● **Exercise requirements**: Your task is to filter the data below down to the lines holding "page".

(Data records)
__________

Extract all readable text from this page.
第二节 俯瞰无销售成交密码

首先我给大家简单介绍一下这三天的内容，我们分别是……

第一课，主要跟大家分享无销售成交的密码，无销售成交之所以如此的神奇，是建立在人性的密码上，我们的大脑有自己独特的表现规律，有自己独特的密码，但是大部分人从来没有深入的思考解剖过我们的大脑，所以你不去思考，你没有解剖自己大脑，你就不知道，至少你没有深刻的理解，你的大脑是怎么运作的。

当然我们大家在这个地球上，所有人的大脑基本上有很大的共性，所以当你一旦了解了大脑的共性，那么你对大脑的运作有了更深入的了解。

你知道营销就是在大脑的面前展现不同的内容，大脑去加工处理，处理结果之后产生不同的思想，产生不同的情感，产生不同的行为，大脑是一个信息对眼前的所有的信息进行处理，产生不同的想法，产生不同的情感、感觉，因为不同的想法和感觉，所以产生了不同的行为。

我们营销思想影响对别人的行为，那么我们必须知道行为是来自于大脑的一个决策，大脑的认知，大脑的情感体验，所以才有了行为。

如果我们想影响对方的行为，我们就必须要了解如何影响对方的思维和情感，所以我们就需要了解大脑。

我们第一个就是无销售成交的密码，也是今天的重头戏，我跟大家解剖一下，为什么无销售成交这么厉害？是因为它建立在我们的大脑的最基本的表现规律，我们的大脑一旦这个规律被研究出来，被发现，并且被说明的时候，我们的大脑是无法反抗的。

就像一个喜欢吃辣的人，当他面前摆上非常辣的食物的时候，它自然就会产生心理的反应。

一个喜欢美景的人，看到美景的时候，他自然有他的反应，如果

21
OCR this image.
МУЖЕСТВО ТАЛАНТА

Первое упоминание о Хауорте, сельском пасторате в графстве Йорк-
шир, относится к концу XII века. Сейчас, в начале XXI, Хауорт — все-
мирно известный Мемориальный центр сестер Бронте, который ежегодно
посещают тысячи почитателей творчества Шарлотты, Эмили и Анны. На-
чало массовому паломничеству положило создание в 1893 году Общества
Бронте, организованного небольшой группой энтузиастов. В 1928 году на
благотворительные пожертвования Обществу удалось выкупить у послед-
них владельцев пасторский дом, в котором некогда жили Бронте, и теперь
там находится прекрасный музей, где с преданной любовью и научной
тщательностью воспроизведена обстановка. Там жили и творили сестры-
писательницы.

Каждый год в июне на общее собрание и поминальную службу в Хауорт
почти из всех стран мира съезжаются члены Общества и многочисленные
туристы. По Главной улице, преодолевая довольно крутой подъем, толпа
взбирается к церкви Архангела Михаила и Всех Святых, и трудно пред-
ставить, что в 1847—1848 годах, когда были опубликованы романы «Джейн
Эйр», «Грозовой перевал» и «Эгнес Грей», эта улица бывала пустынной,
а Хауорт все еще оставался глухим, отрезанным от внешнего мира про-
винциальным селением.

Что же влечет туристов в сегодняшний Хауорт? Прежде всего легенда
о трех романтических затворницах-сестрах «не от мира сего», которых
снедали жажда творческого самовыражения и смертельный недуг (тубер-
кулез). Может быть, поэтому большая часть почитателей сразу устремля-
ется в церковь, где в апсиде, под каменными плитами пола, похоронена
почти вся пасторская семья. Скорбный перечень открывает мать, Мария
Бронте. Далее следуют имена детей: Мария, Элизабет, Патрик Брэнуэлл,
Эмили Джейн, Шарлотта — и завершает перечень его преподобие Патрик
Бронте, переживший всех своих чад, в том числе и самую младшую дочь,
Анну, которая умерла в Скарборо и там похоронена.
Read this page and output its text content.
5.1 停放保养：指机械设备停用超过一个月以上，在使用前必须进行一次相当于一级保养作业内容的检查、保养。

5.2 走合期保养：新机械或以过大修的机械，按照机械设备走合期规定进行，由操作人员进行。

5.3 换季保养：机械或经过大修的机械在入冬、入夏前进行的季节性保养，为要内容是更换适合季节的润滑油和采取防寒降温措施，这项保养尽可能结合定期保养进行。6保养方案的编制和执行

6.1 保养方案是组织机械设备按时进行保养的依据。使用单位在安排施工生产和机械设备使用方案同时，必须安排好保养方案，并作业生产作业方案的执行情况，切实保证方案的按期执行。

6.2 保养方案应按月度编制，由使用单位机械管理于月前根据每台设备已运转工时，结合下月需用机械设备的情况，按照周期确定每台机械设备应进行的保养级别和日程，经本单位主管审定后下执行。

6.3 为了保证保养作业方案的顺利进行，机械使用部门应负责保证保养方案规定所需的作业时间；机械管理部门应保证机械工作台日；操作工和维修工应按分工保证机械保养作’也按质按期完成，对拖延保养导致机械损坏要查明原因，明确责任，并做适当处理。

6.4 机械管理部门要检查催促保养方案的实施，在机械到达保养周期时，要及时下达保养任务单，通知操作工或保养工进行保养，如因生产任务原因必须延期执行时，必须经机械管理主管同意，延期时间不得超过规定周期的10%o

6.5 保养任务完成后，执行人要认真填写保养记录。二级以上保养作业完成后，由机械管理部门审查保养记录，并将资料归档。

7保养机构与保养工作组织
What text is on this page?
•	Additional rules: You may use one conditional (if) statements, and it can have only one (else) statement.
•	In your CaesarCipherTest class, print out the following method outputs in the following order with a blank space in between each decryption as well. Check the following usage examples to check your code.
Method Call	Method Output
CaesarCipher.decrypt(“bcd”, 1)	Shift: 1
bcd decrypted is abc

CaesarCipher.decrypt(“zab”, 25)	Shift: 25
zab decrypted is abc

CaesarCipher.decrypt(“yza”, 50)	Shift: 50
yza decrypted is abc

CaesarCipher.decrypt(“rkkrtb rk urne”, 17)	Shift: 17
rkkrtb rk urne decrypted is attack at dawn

__________

● **Answer to this task**:
Extract all readable text from this page.
Read this page and output its text content.
What text is on this page?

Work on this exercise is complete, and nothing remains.